Problem to work on => Locate every line below that contains the word "Inhba" and copy it.

Materials provided =>
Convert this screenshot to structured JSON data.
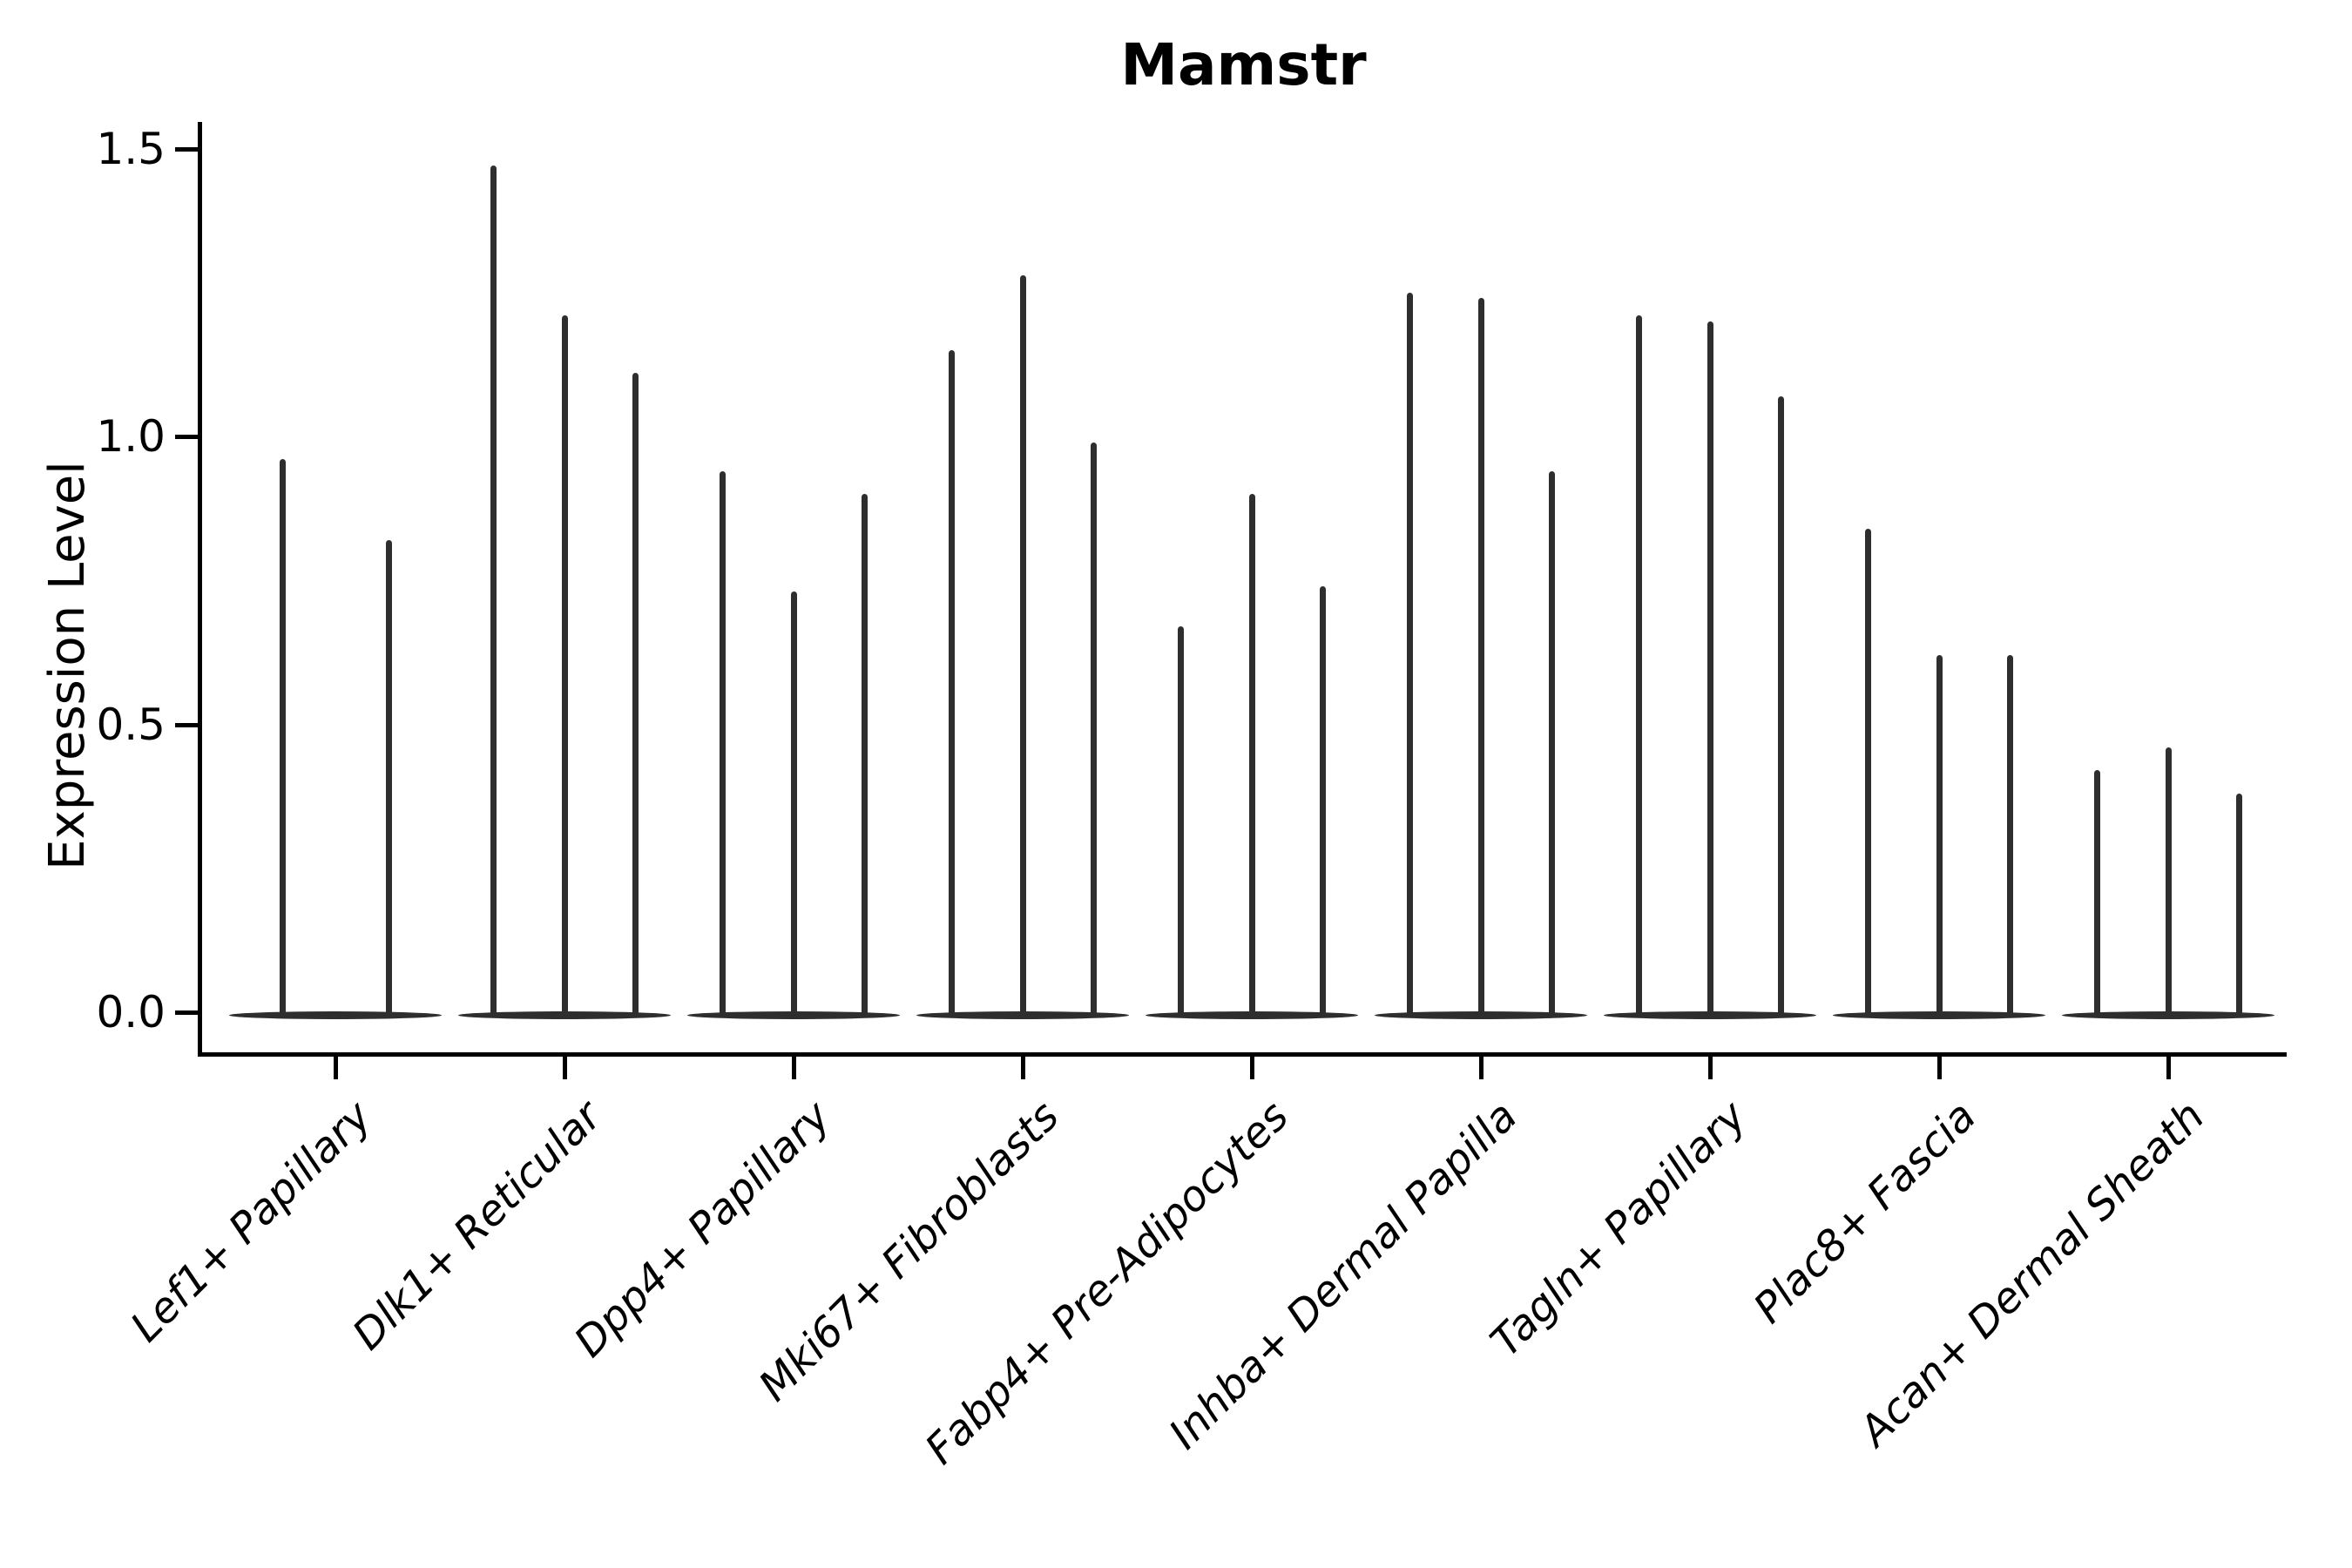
{
  "title": "Mamstr",
  "colors": {
    "violin": "#2e2e2e",
    "axis": "#000000",
    "text": "#000000",
    "background": "#ffffff"
  },
  "chart_data": {
    "type": "violin",
    "title": "Mamstr",
    "xlabel": "",
    "ylabel": "Expression Level",
    "grid": false,
    "legend": null,
    "ylim": [
      -0.08,
      1.55
    ],
    "yticks": [
      0.0,
      0.5,
      1.0,
      1.5
    ],
    "ytick_labels": [
      "0.0",
      "0.5",
      "1.0",
      "1.5"
    ],
    "categories": [
      "Lef1+ Papillary",
      "Dlk1+ Reticular",
      "Dpp4+ Papillary",
      "Mki67+ Fibroblasts",
      "Fabp4+ Pre-Adipocytes",
      "Inhba+ Dermal Papilla",
      "Tagln+ Papillary",
      "Plac8+ Fascia",
      "Acan+ Dermal Sheath"
    ],
    "groups": [
      {
        "label": "Lef1+ Papillary",
        "violin_peak_values": [
          0.96,
          0.82
        ]
      },
      {
        "label": "Dlk1+ Reticular",
        "violin_peak_values": [
          1.47,
          1.21,
          1.11
        ]
      },
      {
        "label": "Dpp4+ Papillary",
        "violin_peak_values": [
          0.94,
          0.73,
          0.9
        ]
      },
      {
        "label": "Mki67+ Fibroblasts",
        "violin_peak_values": [
          1.15,
          1.28,
          0.99
        ]
      },
      {
        "label": "Fabp4+ Pre-Adipocytes",
        "violin_peak_values": [
          0.67,
          0.9,
          0.74
        ]
      },
      {
        "label": "Inhba+ Dermal Papilla",
        "violin_peak_values": [
          1.25,
          1.24,
          0.94
        ]
      },
      {
        "label": "Tagln+ Papillary",
        "violin_peak_values": [
          1.21,
          1.2,
          1.07
        ]
      },
      {
        "label": "Plac8+ Fascia",
        "violin_peak_values": [
          0.84,
          0.62,
          0.62
        ]
      },
      {
        "label": "Acan+ Dermal Sheath",
        "violin_peak_values": [
          0.42,
          0.46,
          0.38
        ]
      }
    ],
    "baseline_value": 0.0
  }
}
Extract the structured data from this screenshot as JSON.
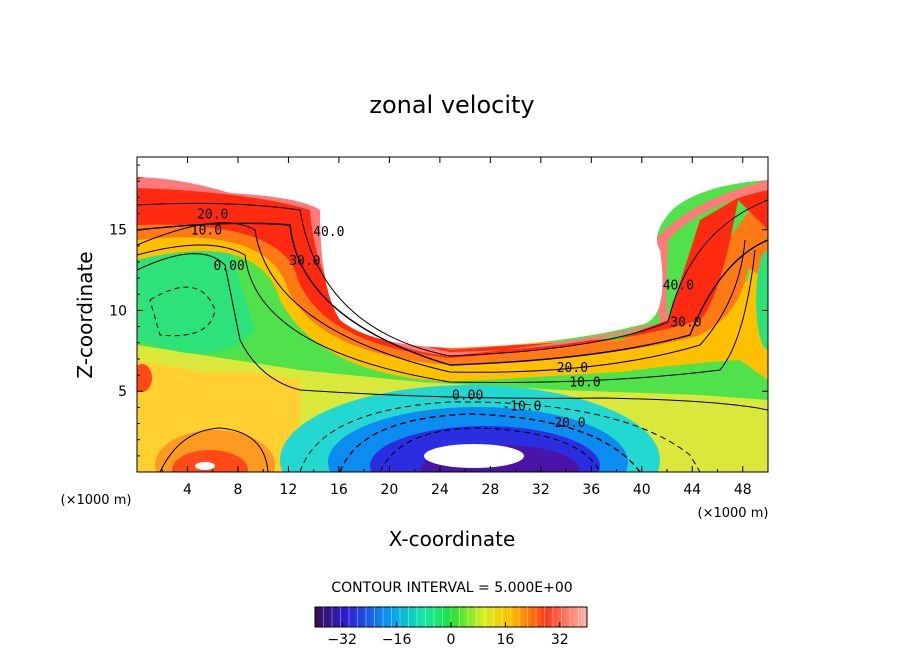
{
  "chart_data": {
    "type": "contour",
    "title": "zonal velocity",
    "xlabel": "X-coordinate",
    "ylabel": "Z-coordinate",
    "x_unit": "(×1000 m)",
    "y_unit": "(×1000 m)",
    "xlim": [
      0,
      50
    ],
    "ylim": [
      0,
      19.5
    ],
    "x_ticks": [
      4,
      8,
      12,
      16,
      20,
      24,
      28,
      32,
      36,
      40,
      44,
      48
    ],
    "y_ticks": [
      5,
      10,
      15
    ],
    "contour_interval_label": "CONTOUR INTERVAL = 5.000E+00",
    "contour_labels": [
      {
        "text": "20.0",
        "x": 6,
        "z": 15.7
      },
      {
        "text": "10.0",
        "x": 5.5,
        "z": 14.7
      },
      {
        "text": "0.00",
        "x": 7.3,
        "z": 12.5
      },
      {
        "text": "40.0",
        "x": 15.2,
        "z": 14.6
      },
      {
        "text": "30.0",
        "x": 13.3,
        "z": 12.8
      },
      {
        "text": "40.0",
        "x": 42.9,
        "z": 11.3
      },
      {
        "text": "30.0",
        "x": 43.5,
        "z": 9.0
      },
      {
        "text": "20.0",
        "x": 34.5,
        "z": 6.2
      },
      {
        "text": "10.0",
        "x": 35.5,
        "z": 5.3
      },
      {
        "text": "0.00",
        "x": 26.2,
        "z": 4.5
      },
      {
        "text": "-10.0",
        "x": 30.5,
        "z": 3.8
      },
      {
        "text": "-20.0",
        "x": 34,
        "z": 2.8
      }
    ],
    "colorbar": {
      "min": -40,
      "max": 40,
      "tick_values": [
        -32,
        -16,
        0,
        16,
        32
      ],
      "tick_labels": [
        "−32",
        "−16",
        "0",
        "16",
        "32"
      ]
    },
    "fields": {
      "ocean": "white region above the top surface",
      "features": "negative core near x=28, z=0.5 ~ -40; positive jet near the top boundary ~ +40"
    }
  }
}
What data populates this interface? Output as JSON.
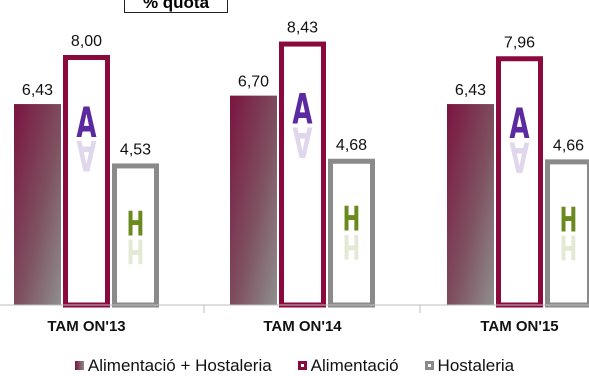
{
  "chart_data": {
    "type": "bar",
    "title": "% quota",
    "categories": [
      "TAM ON'13",
      "TAM ON'14",
      "TAM ON'15"
    ],
    "series": [
      {
        "name": "Alimentació + Hostaleria",
        "values": [
          6.43,
          6.7,
          6.43
        ],
        "labels": [
          "6,43",
          "6,70",
          "6,43"
        ],
        "color": "#8a0a3e"
      },
      {
        "name": "Alimentació",
        "values": [
          8.0,
          8.43,
          7.96
        ],
        "labels": [
          "8,00",
          "8,43",
          "7,96"
        ],
        "color": "#8a0a3e",
        "icon_letter": "A",
        "icon_color": "#5b2aa0"
      },
      {
        "name": "Hostaleria",
        "values": [
          4.53,
          4.68,
          4.66
        ],
        "labels": [
          "4,53",
          "4,68",
          "4,66"
        ],
        "color": "#8a8a8a",
        "icon_letter": "H",
        "icon_color": "#6a8a1e"
      }
    ],
    "ylim": [
      0,
      9
    ],
    "grid": false,
    "legend_position": "bottom"
  }
}
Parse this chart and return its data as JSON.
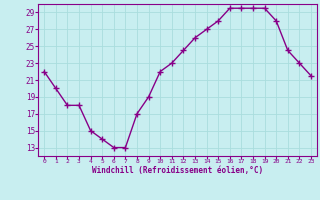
{
  "x": [
    0,
    1,
    2,
    3,
    4,
    5,
    6,
    7,
    8,
    9,
    10,
    11,
    12,
    13,
    14,
    15,
    16,
    17,
    18,
    19,
    20,
    21,
    22,
    23
  ],
  "y": [
    22,
    20,
    18,
    18,
    15,
    14,
    13,
    13,
    17,
    19,
    22,
    23,
    24.5,
    26,
    27,
    28,
    29.5,
    29.5,
    29.5,
    29.5,
    28,
    24.5,
    23,
    21.5
  ],
  "line_color": "#880088",
  "marker": "+",
  "marker_size": 4,
  "bg_color": "#c8eef0",
  "grid_color": "#aadddd",
  "xlabel": "Windchill (Refroidissement éolien,°C)",
  "xlabel_color": "#880088",
  "tick_color": "#880088",
  "ylim": [
    12,
    30
  ],
  "yticks": [
    13,
    15,
    17,
    19,
    21,
    23,
    25,
    27,
    29
  ],
  "xticks": [
    0,
    1,
    2,
    3,
    4,
    5,
    6,
    7,
    8,
    9,
    10,
    11,
    12,
    13,
    14,
    15,
    16,
    17,
    18,
    19,
    20,
    21,
    22,
    23
  ],
  "line_width": 1.0,
  "spine_color": "#880088"
}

Output of the task =>
      "Inhba+ Dermal Papilla",
        "label": "Inhba+ Dermal Papilla",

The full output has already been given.